■ Given task ■
The data below must be copied in full and without any change.

++++

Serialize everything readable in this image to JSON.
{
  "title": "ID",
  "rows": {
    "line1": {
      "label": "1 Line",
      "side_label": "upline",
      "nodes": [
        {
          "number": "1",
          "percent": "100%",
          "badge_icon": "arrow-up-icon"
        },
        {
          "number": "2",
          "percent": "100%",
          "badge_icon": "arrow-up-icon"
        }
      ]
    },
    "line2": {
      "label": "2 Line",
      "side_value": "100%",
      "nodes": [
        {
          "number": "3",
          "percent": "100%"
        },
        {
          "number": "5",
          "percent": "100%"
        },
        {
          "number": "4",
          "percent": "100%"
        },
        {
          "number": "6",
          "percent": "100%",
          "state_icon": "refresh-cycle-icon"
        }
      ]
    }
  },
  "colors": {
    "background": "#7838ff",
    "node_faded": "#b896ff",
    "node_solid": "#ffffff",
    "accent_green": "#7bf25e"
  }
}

++++

■ Answer to the exercise ■
Serialize everything readable in this image to JSON.
{
  "title": "ID",
  "rows": {
    "line1": {
      "label": "1 Line",
      "side_label": "upline",
      "nodes": [
        {
          "number": "1",
          "percent": "100%",
          "badge_icon": "arrow-up-icon"
        },
        {
          "number": "2",
          "percent": "100%",
          "badge_icon": "arrow-up-icon"
        }
      ]
    },
    "line2": {
      "label": "2 Line",
      "side_value": "100%",
      "nodes": [
        {
          "number": "3",
          "percent": "100%"
        },
        {
          "number": "5",
          "percent": "100%"
        },
        {
          "number": "4",
          "percent": "100%"
        },
        {
          "number": "6",
          "percent": "100%",
          "state_icon": "refresh-cycle-icon"
        }
      ]
    }
  },
  "colors": {
    "background": "#7838ff",
    "node_faded": "#b896ff",
    "node_solid": "#ffffff",
    "accent_green": "#7bf25e"
  }
}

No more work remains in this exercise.